Search the material and gather each line with "detached" in it.

◆ **Raw records**:
** begin **

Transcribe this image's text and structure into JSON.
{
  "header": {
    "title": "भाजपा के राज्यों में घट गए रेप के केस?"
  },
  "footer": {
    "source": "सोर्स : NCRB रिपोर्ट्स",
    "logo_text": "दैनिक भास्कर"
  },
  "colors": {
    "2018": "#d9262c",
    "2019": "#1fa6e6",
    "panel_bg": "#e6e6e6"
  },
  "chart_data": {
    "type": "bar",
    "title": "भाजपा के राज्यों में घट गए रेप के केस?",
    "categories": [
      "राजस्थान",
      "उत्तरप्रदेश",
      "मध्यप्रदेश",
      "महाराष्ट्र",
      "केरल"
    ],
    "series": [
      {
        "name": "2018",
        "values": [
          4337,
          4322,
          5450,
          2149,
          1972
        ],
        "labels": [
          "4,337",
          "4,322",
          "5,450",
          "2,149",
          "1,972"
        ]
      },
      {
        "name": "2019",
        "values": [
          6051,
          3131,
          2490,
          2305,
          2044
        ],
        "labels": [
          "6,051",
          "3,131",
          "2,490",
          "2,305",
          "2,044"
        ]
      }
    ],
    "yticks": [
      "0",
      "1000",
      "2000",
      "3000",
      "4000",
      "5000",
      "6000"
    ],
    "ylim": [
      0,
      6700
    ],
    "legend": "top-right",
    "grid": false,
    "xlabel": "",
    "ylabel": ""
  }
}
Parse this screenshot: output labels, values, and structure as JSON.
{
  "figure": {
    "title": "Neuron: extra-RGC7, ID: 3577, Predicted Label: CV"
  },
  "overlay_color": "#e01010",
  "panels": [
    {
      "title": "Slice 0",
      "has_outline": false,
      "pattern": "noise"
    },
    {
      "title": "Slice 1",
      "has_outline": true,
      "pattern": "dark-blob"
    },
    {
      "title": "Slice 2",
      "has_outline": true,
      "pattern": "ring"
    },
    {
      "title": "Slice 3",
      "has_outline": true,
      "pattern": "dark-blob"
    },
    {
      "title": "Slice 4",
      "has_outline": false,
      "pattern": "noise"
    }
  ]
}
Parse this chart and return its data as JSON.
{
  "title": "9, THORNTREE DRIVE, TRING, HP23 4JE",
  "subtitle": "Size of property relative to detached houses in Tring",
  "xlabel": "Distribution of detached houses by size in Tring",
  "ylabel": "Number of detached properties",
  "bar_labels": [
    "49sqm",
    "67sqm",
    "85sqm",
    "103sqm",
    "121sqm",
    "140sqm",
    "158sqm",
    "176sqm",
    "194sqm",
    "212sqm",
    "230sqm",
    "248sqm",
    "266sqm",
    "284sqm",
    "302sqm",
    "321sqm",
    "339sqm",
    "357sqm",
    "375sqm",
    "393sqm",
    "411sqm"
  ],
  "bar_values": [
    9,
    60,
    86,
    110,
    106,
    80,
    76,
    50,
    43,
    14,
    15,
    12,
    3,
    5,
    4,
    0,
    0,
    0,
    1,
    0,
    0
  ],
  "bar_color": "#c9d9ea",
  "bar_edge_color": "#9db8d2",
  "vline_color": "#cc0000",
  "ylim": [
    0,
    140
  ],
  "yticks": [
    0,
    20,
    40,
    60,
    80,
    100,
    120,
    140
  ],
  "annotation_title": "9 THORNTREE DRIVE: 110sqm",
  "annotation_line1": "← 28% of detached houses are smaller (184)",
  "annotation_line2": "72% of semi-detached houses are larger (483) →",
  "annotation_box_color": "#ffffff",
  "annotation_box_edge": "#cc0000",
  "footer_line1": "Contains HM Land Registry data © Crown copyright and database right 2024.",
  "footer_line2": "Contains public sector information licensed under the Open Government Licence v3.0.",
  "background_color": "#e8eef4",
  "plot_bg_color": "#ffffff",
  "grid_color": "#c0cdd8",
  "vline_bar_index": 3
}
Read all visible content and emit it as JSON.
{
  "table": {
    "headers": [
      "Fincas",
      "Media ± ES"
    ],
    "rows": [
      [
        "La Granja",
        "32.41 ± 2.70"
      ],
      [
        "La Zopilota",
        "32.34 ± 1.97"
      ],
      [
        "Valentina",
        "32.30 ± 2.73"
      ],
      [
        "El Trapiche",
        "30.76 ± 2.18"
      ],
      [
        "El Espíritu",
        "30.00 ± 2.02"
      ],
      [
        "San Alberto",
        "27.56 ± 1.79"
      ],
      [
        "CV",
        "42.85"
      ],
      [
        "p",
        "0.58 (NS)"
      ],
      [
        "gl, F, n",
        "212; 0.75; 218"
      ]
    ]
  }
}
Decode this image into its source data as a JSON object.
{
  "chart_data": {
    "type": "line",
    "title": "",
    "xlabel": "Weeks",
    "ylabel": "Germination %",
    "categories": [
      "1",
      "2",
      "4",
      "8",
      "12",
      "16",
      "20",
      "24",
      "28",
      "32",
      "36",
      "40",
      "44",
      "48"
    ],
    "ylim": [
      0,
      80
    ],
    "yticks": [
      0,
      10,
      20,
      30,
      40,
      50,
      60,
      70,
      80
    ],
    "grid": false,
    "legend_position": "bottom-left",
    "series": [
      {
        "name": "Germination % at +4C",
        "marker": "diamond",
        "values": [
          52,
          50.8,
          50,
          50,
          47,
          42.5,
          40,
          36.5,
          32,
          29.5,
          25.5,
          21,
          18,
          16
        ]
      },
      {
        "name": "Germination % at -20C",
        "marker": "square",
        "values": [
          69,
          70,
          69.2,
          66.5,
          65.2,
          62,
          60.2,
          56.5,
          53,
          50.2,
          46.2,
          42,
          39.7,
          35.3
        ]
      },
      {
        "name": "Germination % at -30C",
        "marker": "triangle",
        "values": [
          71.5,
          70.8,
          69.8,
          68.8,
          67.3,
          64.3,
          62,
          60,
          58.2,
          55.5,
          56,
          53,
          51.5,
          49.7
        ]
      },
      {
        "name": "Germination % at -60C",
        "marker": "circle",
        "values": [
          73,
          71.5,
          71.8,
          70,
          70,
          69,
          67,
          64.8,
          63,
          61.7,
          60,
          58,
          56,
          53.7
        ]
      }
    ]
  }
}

** end **

◆ **Result of this task**:
  "subtitle": "Size of property relative to detached houses in Tring",
  "xlabel": "Distribution of detached houses by size in Tring",
  "ylabel": "Number of detached properties",
  "annotation_line1": "← 28% of detached houses are smaller (184)",
  "annotation_line2": "72% of semi-detached houses are larger (483) →",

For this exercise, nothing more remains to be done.